EXERCISE DESCRIPTION |
Say how many lines in the records include the string "ヒートマップ", adding no other words.

GIVEN RECORDS |
__________________________________________________

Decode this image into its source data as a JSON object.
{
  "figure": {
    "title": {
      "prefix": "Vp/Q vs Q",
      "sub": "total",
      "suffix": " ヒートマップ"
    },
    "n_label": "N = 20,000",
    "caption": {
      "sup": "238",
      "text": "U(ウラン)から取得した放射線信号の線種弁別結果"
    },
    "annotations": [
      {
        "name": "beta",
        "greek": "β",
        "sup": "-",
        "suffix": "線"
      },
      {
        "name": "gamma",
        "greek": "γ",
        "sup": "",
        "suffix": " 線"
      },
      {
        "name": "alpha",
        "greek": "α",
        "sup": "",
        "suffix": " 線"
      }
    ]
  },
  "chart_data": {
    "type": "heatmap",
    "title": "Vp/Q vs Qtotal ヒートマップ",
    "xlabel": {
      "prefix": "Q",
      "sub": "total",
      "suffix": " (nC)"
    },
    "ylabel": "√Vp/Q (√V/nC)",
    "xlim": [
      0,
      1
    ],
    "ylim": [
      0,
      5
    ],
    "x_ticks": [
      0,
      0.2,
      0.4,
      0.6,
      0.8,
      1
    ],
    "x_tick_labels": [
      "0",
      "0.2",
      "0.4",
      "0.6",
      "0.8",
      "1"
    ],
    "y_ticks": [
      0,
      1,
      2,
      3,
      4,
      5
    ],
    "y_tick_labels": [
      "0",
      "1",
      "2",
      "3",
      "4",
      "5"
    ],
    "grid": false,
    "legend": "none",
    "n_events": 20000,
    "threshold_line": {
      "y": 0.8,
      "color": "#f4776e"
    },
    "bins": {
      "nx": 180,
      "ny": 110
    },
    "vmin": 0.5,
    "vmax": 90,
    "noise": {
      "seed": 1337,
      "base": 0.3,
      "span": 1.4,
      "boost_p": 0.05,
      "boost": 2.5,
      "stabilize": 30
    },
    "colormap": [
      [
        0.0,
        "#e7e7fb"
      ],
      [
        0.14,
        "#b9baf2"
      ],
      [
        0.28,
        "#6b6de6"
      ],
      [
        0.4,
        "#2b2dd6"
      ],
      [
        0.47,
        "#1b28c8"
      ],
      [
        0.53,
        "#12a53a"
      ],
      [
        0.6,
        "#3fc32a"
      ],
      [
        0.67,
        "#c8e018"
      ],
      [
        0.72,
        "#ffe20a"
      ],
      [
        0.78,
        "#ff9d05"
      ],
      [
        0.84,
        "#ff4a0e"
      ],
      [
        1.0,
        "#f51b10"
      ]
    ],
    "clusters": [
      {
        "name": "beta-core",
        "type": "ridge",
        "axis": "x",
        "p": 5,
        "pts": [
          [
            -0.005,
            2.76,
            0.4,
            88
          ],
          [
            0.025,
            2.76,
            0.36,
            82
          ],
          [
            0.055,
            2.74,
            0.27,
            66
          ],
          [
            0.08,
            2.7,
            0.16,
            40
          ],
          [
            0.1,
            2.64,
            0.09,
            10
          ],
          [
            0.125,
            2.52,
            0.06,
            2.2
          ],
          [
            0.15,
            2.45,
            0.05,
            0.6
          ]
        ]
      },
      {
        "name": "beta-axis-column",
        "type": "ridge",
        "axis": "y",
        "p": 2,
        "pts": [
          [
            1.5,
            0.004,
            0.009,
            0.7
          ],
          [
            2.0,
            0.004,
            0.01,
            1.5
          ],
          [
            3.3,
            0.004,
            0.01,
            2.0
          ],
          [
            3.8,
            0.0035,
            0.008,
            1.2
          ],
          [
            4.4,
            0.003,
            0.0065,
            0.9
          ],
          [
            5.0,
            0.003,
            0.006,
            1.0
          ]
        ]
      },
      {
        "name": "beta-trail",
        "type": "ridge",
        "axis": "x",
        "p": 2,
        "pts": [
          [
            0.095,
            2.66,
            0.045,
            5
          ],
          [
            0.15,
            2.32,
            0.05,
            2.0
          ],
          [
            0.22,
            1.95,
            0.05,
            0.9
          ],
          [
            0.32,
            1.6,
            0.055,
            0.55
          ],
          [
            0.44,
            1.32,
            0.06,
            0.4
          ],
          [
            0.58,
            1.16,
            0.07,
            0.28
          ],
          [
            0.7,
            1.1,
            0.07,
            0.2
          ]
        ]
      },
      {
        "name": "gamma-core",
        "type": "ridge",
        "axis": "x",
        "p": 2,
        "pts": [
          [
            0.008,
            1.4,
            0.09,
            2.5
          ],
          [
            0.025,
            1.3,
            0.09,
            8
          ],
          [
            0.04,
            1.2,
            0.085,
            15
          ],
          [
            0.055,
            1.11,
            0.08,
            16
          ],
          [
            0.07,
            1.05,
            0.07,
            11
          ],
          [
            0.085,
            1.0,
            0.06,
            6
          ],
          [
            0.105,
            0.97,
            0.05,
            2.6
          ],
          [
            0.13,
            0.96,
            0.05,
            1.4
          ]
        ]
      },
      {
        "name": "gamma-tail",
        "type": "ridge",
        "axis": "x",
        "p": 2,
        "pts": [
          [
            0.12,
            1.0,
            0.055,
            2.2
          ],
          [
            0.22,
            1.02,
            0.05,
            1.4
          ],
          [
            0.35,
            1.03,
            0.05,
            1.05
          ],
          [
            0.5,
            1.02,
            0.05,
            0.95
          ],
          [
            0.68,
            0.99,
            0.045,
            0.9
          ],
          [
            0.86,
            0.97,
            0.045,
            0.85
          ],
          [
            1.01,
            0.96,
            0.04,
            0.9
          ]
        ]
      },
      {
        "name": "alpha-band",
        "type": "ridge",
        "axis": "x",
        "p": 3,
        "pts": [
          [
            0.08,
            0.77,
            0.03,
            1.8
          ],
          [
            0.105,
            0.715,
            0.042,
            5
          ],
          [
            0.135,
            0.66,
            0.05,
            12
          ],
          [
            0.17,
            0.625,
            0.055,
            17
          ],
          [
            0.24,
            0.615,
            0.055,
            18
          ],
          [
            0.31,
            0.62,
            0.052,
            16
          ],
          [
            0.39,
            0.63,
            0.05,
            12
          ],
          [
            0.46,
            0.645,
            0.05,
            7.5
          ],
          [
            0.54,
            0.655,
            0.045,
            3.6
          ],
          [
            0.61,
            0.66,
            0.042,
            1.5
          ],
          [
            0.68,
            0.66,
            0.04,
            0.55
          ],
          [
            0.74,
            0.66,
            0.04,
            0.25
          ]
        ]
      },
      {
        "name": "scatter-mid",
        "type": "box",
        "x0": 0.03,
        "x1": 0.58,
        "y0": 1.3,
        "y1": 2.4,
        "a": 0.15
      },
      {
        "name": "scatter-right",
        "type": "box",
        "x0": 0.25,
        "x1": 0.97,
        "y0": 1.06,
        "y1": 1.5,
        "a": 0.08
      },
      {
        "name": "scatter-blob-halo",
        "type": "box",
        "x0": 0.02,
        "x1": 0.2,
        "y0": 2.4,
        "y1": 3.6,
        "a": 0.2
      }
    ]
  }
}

__________________________________________________

PROBLEM SOLUTION |
2